> [Records excerpted from a collection]

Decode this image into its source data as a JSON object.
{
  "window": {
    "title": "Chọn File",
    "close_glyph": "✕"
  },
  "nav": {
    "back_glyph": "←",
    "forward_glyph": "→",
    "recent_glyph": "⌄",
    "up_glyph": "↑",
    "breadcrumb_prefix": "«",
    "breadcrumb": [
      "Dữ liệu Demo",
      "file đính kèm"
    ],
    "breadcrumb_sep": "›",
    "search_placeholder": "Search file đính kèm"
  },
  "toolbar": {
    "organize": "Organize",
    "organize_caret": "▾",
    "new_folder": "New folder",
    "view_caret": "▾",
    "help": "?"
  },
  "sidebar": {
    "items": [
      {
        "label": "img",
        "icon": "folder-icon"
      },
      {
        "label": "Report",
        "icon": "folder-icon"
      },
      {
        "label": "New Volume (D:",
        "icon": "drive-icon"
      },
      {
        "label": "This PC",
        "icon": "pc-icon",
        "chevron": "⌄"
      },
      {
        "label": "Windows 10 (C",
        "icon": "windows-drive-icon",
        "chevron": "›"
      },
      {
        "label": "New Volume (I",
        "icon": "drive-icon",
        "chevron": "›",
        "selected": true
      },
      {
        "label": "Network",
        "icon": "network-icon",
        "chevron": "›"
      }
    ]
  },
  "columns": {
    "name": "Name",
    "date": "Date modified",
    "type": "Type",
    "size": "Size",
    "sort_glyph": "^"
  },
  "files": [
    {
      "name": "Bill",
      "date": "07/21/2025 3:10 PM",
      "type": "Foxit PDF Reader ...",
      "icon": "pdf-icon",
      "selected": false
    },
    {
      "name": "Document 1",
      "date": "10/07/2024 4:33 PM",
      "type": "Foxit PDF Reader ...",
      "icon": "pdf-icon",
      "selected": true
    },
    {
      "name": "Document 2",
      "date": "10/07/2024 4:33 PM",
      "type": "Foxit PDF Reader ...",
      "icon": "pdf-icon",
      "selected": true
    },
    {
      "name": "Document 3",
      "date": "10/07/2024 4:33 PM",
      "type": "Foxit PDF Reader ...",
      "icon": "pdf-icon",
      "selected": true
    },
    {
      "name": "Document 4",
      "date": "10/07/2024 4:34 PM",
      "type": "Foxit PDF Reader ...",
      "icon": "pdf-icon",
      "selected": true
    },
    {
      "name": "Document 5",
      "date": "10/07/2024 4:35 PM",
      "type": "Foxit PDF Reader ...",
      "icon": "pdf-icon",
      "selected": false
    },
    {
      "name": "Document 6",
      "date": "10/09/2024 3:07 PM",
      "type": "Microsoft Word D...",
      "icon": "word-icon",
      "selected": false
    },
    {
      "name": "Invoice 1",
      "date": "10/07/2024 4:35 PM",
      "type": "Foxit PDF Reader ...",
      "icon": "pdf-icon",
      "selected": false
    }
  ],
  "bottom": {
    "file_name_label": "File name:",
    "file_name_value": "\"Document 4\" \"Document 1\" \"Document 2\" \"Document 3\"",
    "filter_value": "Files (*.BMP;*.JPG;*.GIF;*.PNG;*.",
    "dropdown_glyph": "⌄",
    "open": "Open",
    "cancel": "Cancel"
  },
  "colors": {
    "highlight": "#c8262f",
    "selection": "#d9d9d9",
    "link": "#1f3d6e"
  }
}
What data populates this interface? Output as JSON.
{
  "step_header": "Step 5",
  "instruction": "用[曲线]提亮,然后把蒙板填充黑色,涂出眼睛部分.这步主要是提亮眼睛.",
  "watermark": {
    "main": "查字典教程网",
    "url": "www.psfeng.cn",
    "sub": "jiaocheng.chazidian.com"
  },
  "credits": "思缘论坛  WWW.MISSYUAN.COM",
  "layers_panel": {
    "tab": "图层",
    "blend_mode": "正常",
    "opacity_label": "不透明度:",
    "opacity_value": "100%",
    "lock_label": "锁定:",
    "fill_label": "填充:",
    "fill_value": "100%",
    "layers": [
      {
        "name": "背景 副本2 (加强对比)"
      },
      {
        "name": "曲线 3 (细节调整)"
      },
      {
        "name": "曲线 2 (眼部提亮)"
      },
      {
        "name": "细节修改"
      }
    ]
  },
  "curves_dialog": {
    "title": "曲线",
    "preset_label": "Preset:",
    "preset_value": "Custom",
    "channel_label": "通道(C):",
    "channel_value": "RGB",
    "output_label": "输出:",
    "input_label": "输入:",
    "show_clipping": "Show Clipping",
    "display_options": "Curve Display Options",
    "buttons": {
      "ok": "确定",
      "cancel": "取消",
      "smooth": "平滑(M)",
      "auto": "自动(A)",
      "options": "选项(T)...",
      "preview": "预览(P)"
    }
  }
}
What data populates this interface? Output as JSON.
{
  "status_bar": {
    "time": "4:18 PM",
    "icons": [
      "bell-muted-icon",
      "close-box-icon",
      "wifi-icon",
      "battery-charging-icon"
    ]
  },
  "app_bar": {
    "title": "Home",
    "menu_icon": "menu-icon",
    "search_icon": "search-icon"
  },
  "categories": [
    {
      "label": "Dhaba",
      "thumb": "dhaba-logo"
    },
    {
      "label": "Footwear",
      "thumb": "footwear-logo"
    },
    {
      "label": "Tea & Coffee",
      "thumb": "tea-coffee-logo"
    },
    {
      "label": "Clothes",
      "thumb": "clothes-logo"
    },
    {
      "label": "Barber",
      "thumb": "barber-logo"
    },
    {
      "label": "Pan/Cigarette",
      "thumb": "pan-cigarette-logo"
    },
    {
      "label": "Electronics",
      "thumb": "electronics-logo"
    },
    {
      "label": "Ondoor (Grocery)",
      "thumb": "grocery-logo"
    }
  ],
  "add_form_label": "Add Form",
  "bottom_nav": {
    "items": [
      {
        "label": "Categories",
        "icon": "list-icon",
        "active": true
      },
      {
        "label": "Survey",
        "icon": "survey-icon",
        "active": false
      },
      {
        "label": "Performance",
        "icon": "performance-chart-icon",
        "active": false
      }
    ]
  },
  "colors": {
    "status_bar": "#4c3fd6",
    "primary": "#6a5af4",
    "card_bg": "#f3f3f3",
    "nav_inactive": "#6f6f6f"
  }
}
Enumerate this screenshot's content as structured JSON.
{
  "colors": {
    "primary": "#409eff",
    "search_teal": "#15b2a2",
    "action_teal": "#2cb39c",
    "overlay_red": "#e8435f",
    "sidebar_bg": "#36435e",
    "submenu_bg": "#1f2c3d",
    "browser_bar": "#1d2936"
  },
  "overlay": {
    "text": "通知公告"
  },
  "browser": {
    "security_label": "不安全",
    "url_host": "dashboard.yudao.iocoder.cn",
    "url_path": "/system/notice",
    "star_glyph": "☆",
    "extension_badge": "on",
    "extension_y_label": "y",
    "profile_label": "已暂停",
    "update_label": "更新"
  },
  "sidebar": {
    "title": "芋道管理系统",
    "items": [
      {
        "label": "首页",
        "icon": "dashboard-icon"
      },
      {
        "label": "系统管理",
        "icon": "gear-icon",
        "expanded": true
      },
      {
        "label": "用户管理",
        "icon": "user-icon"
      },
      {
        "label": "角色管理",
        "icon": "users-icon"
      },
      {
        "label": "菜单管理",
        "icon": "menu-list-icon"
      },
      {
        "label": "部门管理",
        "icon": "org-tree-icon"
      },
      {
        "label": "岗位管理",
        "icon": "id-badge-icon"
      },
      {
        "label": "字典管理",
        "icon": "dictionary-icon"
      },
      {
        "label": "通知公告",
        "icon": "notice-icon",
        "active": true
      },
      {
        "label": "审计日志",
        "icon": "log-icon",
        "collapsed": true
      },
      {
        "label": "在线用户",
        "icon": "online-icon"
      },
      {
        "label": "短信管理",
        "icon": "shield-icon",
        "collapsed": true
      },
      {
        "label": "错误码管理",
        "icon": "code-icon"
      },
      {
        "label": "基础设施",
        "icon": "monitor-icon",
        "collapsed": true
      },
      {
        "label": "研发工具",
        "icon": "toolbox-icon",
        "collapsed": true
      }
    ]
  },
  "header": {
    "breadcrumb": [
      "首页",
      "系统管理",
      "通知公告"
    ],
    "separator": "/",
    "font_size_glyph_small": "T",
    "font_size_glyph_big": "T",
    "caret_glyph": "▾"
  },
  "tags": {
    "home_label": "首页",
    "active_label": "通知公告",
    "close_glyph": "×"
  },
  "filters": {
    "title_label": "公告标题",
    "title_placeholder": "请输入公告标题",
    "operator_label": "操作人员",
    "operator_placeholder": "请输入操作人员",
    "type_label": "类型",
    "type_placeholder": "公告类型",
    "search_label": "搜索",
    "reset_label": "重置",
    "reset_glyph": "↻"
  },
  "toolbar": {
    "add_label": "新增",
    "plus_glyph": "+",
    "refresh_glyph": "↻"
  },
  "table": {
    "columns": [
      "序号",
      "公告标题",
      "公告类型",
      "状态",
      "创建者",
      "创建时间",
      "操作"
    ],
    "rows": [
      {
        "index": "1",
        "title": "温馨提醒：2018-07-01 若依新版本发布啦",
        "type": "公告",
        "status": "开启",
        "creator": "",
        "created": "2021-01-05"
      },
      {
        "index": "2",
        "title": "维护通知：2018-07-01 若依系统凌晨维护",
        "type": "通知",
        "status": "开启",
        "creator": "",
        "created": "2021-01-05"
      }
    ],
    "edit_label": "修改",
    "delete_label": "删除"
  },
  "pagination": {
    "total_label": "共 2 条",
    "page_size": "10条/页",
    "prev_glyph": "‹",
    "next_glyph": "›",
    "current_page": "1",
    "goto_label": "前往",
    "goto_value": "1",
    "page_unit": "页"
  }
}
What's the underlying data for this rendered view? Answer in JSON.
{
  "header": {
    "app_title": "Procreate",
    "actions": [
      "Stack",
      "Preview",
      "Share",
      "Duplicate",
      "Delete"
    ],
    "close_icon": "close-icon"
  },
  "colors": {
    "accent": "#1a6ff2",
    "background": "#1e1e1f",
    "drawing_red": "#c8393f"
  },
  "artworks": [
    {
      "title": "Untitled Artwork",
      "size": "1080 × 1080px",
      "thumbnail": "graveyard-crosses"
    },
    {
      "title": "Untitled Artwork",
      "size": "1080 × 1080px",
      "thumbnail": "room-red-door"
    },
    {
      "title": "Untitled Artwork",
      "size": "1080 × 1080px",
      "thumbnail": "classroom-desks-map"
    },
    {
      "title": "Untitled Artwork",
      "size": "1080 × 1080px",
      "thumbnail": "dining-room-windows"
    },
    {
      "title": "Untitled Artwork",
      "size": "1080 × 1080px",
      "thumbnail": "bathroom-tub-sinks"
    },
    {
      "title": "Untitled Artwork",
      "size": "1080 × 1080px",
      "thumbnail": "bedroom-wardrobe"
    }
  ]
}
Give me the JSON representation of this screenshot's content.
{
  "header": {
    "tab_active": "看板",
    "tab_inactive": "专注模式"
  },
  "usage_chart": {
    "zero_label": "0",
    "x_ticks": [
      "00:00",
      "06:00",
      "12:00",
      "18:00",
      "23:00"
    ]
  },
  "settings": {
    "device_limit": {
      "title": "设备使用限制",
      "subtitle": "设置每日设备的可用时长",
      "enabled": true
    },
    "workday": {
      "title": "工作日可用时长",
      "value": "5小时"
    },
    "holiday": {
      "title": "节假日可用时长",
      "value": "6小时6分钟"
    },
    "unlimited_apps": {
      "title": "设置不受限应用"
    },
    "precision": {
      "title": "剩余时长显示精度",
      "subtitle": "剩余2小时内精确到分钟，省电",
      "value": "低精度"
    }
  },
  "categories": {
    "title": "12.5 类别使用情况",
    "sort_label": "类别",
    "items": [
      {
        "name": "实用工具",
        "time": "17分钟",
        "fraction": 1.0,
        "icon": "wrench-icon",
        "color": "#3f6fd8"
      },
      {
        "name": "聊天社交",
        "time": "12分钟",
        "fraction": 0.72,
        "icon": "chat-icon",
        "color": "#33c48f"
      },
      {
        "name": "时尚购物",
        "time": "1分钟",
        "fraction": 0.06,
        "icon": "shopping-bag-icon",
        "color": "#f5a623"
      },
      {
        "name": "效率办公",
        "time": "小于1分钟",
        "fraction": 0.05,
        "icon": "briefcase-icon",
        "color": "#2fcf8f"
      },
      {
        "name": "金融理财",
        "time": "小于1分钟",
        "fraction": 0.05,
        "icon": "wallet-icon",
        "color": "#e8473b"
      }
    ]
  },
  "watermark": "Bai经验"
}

> [Task requirements]
Scan the material above for the word "drive". Copy each line where it occurs.

> [The solution]
        "icon": "drive-icon"
        "icon": "windows-drive-icon",
        "icon": "drive-icon",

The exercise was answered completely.